Goal |
Print the entries that appear below, exactly as written and without their pictures.
++++ Records
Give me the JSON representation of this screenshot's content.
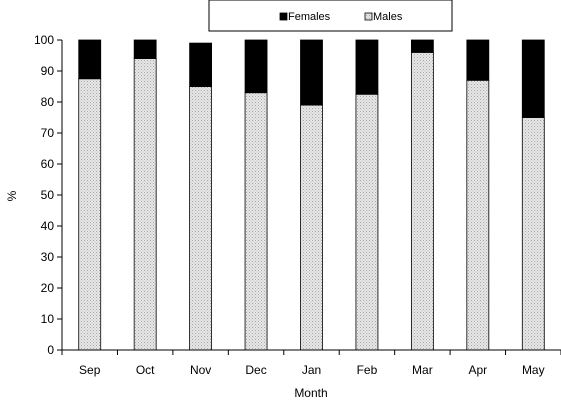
{
  "chart_data": {
    "type": "bar",
    "stacked": true,
    "categories": [
      "Sep",
      "Oct",
      "Nov",
      "Dec",
      "Jan",
      "Feb",
      "Mar",
      "Apr",
      "May"
    ],
    "series": [
      {
        "name": "Males",
        "values": [
          87.5,
          94,
          85,
          83,
          79,
          82.5,
          96,
          87,
          75
        ],
        "color": "#d9d9d9",
        "pattern": "dotted"
      },
      {
        "name": "Females",
        "values": [
          12.5,
          6,
          14,
          17,
          21,
          17.5,
          4,
          13,
          25
        ],
        "color": "#000000",
        "pattern": "solid"
      }
    ],
    "legend_order": [
      "Females",
      "Males"
    ],
    "xlabel": "Month",
    "ylabel": "%",
    "ylim": [
      0,
      100
    ],
    "yticks": [
      0,
      10,
      20,
      30,
      40,
      50,
      60,
      70,
      80,
      90,
      100
    ],
    "grid": false,
    "legend_position": "top-center"
  }
}
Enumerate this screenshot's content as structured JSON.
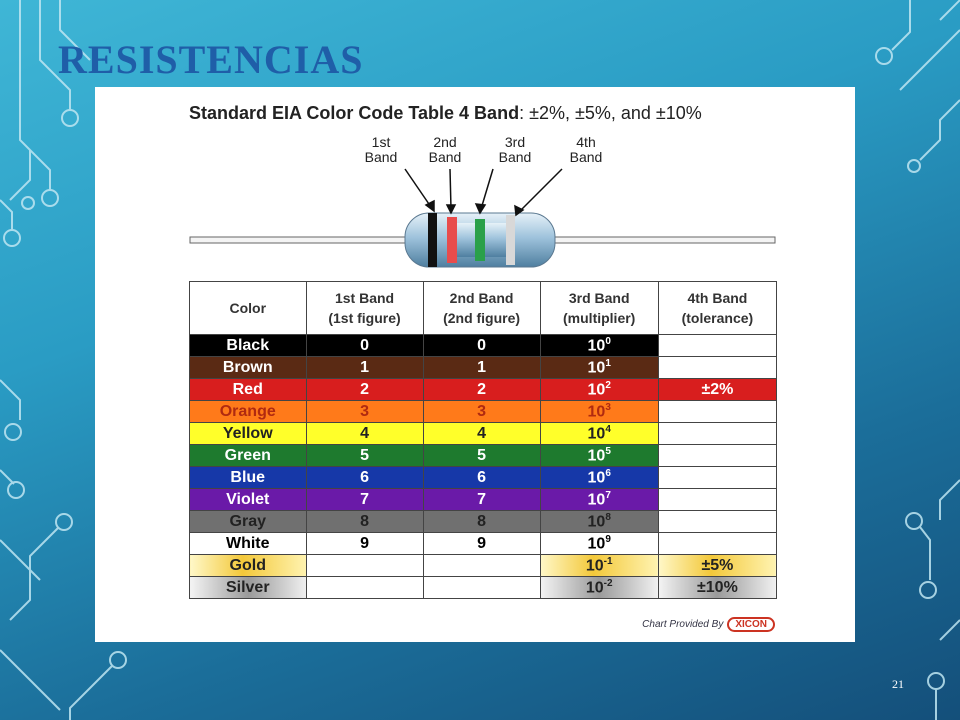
{
  "slide": {
    "title": "RESISTENCIAS",
    "page_number": "21"
  },
  "chart": {
    "title_main": "Standard EIA Color Code Table",
    "title_band": "4 Band",
    "title_sub": ":  ±2%, ±5%, and ±10%",
    "band_labels": [
      [
        "1st",
        "Band"
      ],
      [
        "2nd",
        "Band"
      ],
      [
        "3rd",
        "Band"
      ],
      [
        "4th",
        "Band"
      ]
    ],
    "headers": [
      [
        "Color"
      ],
      [
        "1st Band",
        "(1st figure)"
      ],
      [
        "2nd Band",
        "(2nd figure)"
      ],
      [
        "3rd Band",
        "(multiplier)"
      ],
      [
        "4th Band",
        "(tolerance)"
      ]
    ],
    "rows": [
      {
        "color": "Black",
        "bg": "#000000",
        "fg": "#ffffff",
        "f1": "0",
        "f2": "0",
        "mult_base": "10",
        "mult_exp": "0",
        "tol": "",
        "tol_bg": "#ffffff",
        "tol_fg": "#000"
      },
      {
        "color": "Brown",
        "bg": "#5a2a14",
        "fg": "#ffffff",
        "f1": "1",
        "f2": "1",
        "mult_base": "10",
        "mult_exp": "1",
        "tol": "",
        "tol_bg": "#ffffff",
        "tol_fg": "#000"
      },
      {
        "color": "Red",
        "bg": "#d81e1e",
        "fg": "#ffffff",
        "f1": "2",
        "f2": "2",
        "mult_base": "10",
        "mult_exp": "2",
        "tol": "±2%",
        "tol_bg": "#d81e1e",
        "tol_fg": "#ffffff"
      },
      {
        "color": "Orange",
        "bg": "#ff7a1a",
        "fg": "#b02a10",
        "f1": "3",
        "f2": "3",
        "mult_base": "10",
        "mult_exp": "3",
        "tol": "",
        "tol_bg": "#ffffff",
        "tol_fg": "#000"
      },
      {
        "color": "Yellow",
        "bg": "#ffff2a",
        "fg": "#222222",
        "f1": "4",
        "f2": "4",
        "mult_base": "10",
        "mult_exp": "4",
        "tol": "",
        "tol_bg": "#ffffff",
        "tol_fg": "#000"
      },
      {
        "color": "Green",
        "bg": "#1e7a2e",
        "fg": "#ffffff",
        "f1": "5",
        "f2": "5",
        "mult_base": "10",
        "mult_exp": "5",
        "tol": "",
        "tol_bg": "#ffffff",
        "tol_fg": "#000"
      },
      {
        "color": "Blue",
        "bg": "#1638a8",
        "fg": "#ffffff",
        "f1": "6",
        "f2": "6",
        "mult_base": "10",
        "mult_exp": "6",
        "tol": "",
        "tol_bg": "#ffffff",
        "tol_fg": "#000"
      },
      {
        "color": "Violet",
        "bg": "#6a1aa8",
        "fg": "#ffffff",
        "f1": "7",
        "f2": "7",
        "mult_base": "10",
        "mult_exp": "7",
        "tol": "",
        "tol_bg": "#ffffff",
        "tol_fg": "#000"
      },
      {
        "color": "Gray",
        "bg": "#707070",
        "fg": "#222222",
        "f1": "8",
        "f2": "8",
        "mult_base": "10",
        "mult_exp": "8",
        "tol": "",
        "tol_bg": "#ffffff",
        "tol_fg": "#000"
      },
      {
        "color": "White",
        "bg": "#ffffff",
        "fg": "#000000",
        "f1": "9",
        "f2": "9",
        "mult_base": "10",
        "mult_exp": "9",
        "tol": "",
        "tol_bg": "#ffffff",
        "tol_fg": "#000"
      },
      {
        "color": "Gold",
        "bg": "gold",
        "fg": "#222222",
        "f1": "",
        "f2": "",
        "mult_base": "10",
        "mult_exp": "-1",
        "tol": "±5%",
        "tol_bg": "gold",
        "tol_fg": "#222"
      },
      {
        "color": "Silver",
        "bg": "silver",
        "fg": "#222222",
        "f1": "",
        "f2": "",
        "mult_base": "10",
        "mult_exp": "-2",
        "tol": "±10%",
        "tol_bg": "silver",
        "tol_fg": "#222"
      }
    ],
    "credit_text": "Chart Provided By",
    "credit_logo": "XICON"
  }
}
++++++++
Response |
Give me the JSON representation of this screenshot's content.
{
  "chart_data": {
    "type": "bar",
    "stacked": true,
    "categories": [
      "Sep",
      "Oct",
      "Nov",
      "Dec",
      "Jan",
      "Feb",
      "Mar",
      "Apr",
      "May"
    ],
    "series": [
      {
        "name": "Males",
        "values": [
          87.5,
          94,
          85,
          83,
          79,
          82.5,
          96,
          87,
          75
        ],
        "color": "#d9d9d9",
        "pattern": "dotted"
      },
      {
        "name": "Females",
        "values": [
          12.5,
          6,
          14,
          17,
          21,
          17.5,
          4,
          13,
          25
        ],
        "color": "#000000",
        "pattern": "solid"
      }
    ],
    "legend_order": [
      "Females",
      "Males"
    ],
    "xlabel": "Month",
    "ylabel": "%",
    "ylim": [
      0,
      100
    ],
    "yticks": [
      0,
      10,
      20,
      30,
      40,
      50,
      60,
      70,
      80,
      90,
      100
    ],
    "grid": false,
    "legend_position": "top-center"
  }
}
Enumerate this screenshot's content as structured JSON.
{
  "slide": {
    "title": "RESISTENCIAS",
    "page_number": "21"
  },
  "chart": {
    "title_main": "Standard EIA Color Code Table",
    "title_band": "4 Band",
    "title_sub": ":  ±2%, ±5%, and ±10%",
    "band_labels": [
      [
        "1st",
        "Band"
      ],
      [
        "2nd",
        "Band"
      ],
      [
        "3rd",
        "Band"
      ],
      [
        "4th",
        "Band"
      ]
    ],
    "headers": [
      [
        "Color"
      ],
      [
        "1st Band",
        "(1st figure)"
      ],
      [
        "2nd Band",
        "(2nd figure)"
      ],
      [
        "3rd Band",
        "(multiplier)"
      ],
      [
        "4th Band",
        "(tolerance)"
      ]
    ],
    "rows": [
      {
        "color": "Black",
        "bg": "#000000",
        "fg": "#ffffff",
        "f1": "0",
        "f2": "0",
        "mult_base": "10",
        "mult_exp": "0",
        "tol": "",
        "tol_bg": "#ffffff",
        "tol_fg": "#000"
      },
      {
        "color": "Brown",
        "bg": "#5a2a14",
        "fg": "#ffffff",
        "f1": "1",
        "f2": "1",
        "mult_base": "10",
        "mult_exp": "1",
        "tol": "",
        "tol_bg": "#ffffff",
        "tol_fg": "#000"
      },
      {
        "color": "Red",
        "bg": "#d81e1e",
        "fg": "#ffffff",
        "f1": "2",
        "f2": "2",
        "mult_base": "10",
        "mult_exp": "2",
        "tol": "±2%",
        "tol_bg": "#d81e1e",
        "tol_fg": "#ffffff"
      },
      {
        "color": "Orange",
        "bg": "#ff7a1a",
        "fg": "#b02a10",
        "f1": "3",
        "f2": "3",
        "mult_base": "10",
        "mult_exp": "3",
        "tol": "",
        "tol_bg": "#ffffff",
        "tol_fg": "#000"
      },
      {
        "color": "Yellow",
        "bg": "#ffff2a",
        "fg": "#222222",
        "f1": "4",
        "f2": "4",
        "mult_base": "10",
        "mult_exp": "4",
        "tol": "",
        "tol_bg": "#ffffff",
        "tol_fg": "#000"
      },
      {
        "color": "Green",
        "bg": "#1e7a2e",
        "fg": "#ffffff",
        "f1": "5",
        "f2": "5",
        "mult_base": "10",
        "mult_exp": "5",
        "tol": "",
        "tol_bg": "#ffffff",
        "tol_fg": "#000"
      },
      {
        "color": "Blue",
        "bg": "#1638a8",
        "fg": "#ffffff",
        "f1": "6",
        "f2": "6",
        "mult_base": "10",
        "mult_exp": "6",
        "tol": "",
        "tol_bg": "#ffffff",
        "tol_fg": "#000"
      },
      {
        "color": "Violet",
        "bg": "#6a1aa8",
        "fg": "#ffffff",
        "f1": "7",
        "f2": "7",
        "mult_base": "10",
        "mult_exp": "7",
        "tol": "",
        "tol_bg": "#ffffff",
        "tol_fg": "#000"
      },
      {
        "color": "Gray",
        "bg": "#707070",
        "fg": "#222222",
        "f1": "8",
        "f2": "8",
        "mult_base": "10",
        "mult_exp": "8",
        "tol": "",
        "tol_bg": "#ffffff",
        "tol_fg": "#000"
      },
      {
        "color": "White",
        "bg": "#ffffff",
        "fg": "#000000",
        "f1": "9",
        "f2": "9",
        "mult_base": "10",
        "mult_exp": "9",
        "tol": "",
        "tol_bg": "#ffffff",
        "tol_fg": "#000"
      },
      {
        "color": "Gold",
        "bg": "gold",
        "fg": "#222222",
        "f1": "",
        "f2": "",
        "mult_base": "10",
        "mult_exp": "-1",
        "tol": "±5%",
        "tol_bg": "gold",
        "tol_fg": "#222"
      },
      {
        "color": "Silver",
        "bg": "silver",
        "fg": "#222222",
        "f1": "",
        "f2": "",
        "mult_base": "10",
        "mult_exp": "-2",
        "tol": "±10%",
        "tol_bg": "silver",
        "tol_fg": "#222"
      }
    ],
    "credit_text": "Chart Provided By",
    "credit_logo": "XICON"
  }
}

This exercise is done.